> REQUIREMENT
Can you put the part of the records that opens with the line containing "Find all labels, buttons, inputs, and" and closes with the line containing "letter-line-greeting: السلام عليكم..", both lines included, into a JSON list of strings? Use one string per line and leave out any blank lines.

> WORKING DATA
# # # # #

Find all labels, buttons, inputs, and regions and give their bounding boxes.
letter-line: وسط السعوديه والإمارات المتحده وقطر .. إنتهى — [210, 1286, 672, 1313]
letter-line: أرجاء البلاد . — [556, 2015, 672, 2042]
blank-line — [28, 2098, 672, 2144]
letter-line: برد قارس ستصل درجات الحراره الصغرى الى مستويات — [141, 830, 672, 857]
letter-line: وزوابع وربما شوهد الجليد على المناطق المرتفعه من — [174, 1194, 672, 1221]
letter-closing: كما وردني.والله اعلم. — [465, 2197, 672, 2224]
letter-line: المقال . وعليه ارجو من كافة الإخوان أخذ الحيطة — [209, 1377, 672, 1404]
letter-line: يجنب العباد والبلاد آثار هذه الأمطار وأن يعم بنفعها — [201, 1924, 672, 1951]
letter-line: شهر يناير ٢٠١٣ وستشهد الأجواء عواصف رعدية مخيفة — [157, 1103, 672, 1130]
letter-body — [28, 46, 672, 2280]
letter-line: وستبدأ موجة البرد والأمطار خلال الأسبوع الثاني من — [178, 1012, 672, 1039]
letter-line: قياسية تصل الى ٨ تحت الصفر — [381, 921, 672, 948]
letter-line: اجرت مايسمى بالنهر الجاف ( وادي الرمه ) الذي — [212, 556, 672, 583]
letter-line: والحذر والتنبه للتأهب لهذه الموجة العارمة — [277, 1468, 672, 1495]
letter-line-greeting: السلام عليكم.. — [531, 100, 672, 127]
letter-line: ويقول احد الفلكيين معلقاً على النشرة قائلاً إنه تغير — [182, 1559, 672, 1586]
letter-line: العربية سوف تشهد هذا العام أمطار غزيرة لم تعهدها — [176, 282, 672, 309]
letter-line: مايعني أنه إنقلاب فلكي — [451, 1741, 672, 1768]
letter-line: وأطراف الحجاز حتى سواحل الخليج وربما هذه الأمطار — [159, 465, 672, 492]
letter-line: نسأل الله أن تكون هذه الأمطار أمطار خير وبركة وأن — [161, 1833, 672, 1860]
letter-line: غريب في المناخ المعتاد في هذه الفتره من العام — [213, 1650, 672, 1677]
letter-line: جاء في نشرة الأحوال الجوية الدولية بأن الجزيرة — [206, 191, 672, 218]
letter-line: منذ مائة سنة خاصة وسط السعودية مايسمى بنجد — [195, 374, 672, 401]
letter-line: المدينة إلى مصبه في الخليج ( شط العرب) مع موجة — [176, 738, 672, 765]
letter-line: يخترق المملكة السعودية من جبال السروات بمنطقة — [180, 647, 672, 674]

# # # # #

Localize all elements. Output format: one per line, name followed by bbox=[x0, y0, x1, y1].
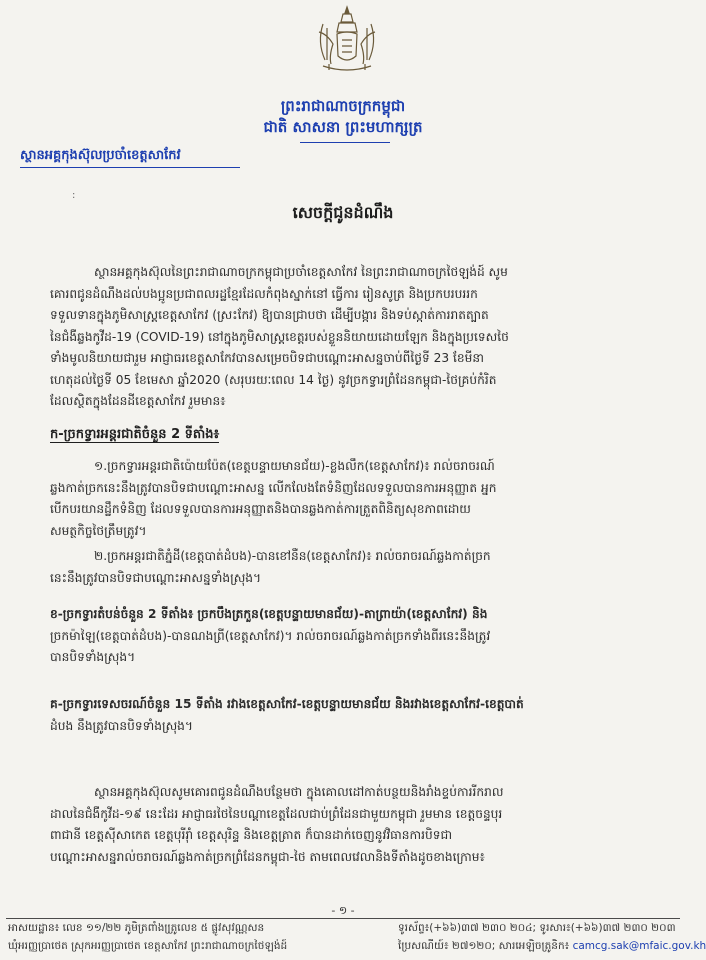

# # # # #

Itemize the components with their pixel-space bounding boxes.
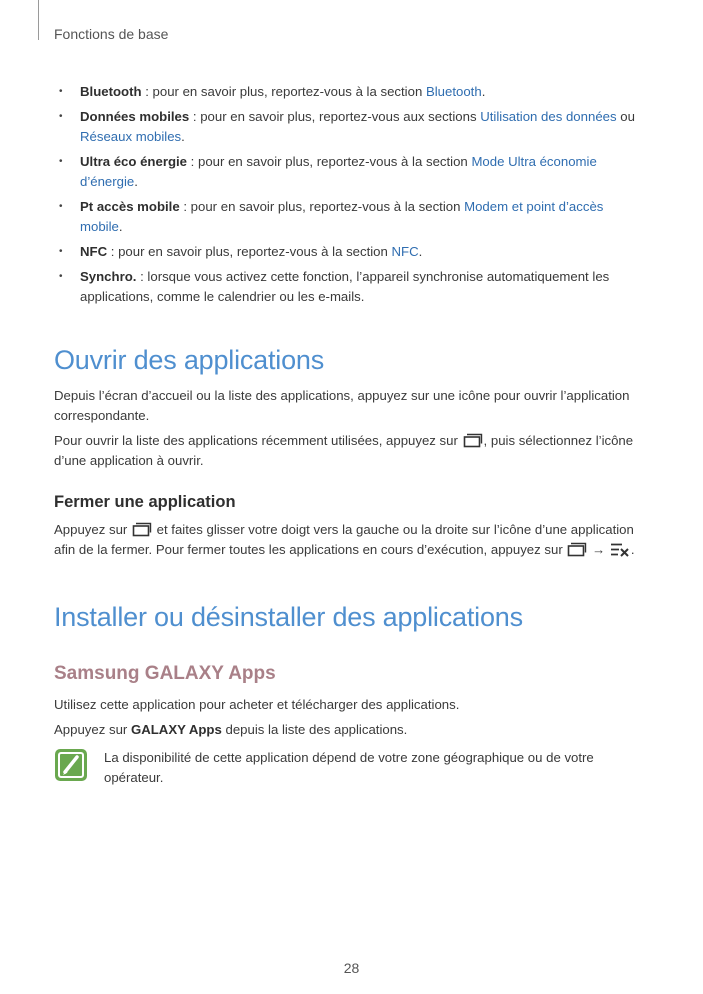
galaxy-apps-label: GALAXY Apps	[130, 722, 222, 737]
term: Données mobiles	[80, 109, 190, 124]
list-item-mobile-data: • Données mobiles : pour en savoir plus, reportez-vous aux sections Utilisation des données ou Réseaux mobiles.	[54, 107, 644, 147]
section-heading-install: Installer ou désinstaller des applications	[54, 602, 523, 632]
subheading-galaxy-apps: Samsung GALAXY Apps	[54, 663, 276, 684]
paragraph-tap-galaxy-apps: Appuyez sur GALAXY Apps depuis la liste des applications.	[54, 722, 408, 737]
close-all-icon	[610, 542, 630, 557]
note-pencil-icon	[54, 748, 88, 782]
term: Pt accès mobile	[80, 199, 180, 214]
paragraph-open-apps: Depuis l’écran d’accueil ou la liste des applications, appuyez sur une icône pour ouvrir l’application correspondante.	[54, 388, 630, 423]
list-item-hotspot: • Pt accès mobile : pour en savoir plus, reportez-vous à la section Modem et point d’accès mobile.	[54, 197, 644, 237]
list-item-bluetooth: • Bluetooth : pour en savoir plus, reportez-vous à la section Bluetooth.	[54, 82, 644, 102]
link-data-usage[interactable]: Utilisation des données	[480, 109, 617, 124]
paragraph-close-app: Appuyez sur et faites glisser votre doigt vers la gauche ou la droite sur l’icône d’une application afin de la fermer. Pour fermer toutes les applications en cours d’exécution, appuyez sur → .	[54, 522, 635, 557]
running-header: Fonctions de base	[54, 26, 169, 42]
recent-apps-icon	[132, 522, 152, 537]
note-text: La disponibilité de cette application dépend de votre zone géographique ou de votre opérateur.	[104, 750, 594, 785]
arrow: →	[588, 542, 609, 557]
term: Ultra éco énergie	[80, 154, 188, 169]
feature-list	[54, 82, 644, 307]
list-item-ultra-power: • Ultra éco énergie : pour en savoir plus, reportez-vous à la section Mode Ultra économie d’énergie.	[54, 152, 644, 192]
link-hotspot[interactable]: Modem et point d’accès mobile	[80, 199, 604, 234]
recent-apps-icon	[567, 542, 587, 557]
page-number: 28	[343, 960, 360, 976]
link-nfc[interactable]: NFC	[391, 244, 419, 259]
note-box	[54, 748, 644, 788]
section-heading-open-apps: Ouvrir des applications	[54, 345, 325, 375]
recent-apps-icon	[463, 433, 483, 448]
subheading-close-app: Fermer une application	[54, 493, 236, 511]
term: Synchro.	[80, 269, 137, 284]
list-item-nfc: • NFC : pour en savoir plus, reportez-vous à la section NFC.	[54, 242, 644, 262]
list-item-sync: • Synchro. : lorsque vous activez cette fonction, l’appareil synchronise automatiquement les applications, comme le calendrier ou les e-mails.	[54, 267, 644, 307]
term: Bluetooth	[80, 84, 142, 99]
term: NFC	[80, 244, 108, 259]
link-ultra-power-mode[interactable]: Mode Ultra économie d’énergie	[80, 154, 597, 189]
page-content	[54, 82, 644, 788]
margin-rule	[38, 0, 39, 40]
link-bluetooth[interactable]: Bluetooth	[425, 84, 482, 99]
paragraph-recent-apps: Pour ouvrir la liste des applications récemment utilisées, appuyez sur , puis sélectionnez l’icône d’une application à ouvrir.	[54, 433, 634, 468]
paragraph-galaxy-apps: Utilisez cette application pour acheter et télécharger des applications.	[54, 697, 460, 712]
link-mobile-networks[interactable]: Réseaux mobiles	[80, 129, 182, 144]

# # # # #

> RESPONSE TO THE EXERCISE
[
  "Find all labels, buttons, inputs, and regions and give their bounding boxes.",
  "letter-line: وسط السعوديه والإمارات المتحده وقطر .. إنتهى — [210, 1286, 672, 1313]",
  "letter-line: أرجاء البلاد . — [556, 2015, 672, 2042]",
  "blank-line — [28, 2098, 672, 2144]",
  "letter-line: برد قارس ستصل درجات الحراره الصغرى الى مستويات — [141, 830, 672, 857]",
  "letter-line: وزوابع وربما شوهد الجليد على المناطق المرتفعه من — [174, 1194, 672, 1221]",
  "letter-closing: كما وردني.والله اعلم. — [465, 2197, 672, 2224]",
  "letter-line: المقال . وعليه ارجو من كافة الإخوان أخذ الحيطة — [209, 1377, 672, 1404]",
  "letter-line: يجنب العباد والبلاد آثار هذه الأمطار وأن يعم بنفعها — [201, 1924, 672, 1951]",
  "letter-line: شهر يناير ٢٠١٣ وستشهد الأجواء عواصف رعدية مخيفة — [157, 1103, 672, 1130]",
  "letter-body — [28, 46, 672, 2280]",
  "letter-line: وستبدأ موجة البرد والأمطار خلال الأسبوع الثاني من — [178, 1012, 672, 1039]",
  "letter-line: قياسية تصل الى ٨ تحت الصفر — [381, 921, 672, 948]",
  "letter-line: اجرت مايسمى بالنهر الجاف ( وادي الرمه ) الذي — [212, 556, 672, 583]",
  "letter-line: والحذر والتنبه للتأهب لهذه الموجة العارمة — [277, 1468, 672, 1495]",
  "letter-line-greeting: السلام عليكم.. — [531, 100, 672, 127]"
]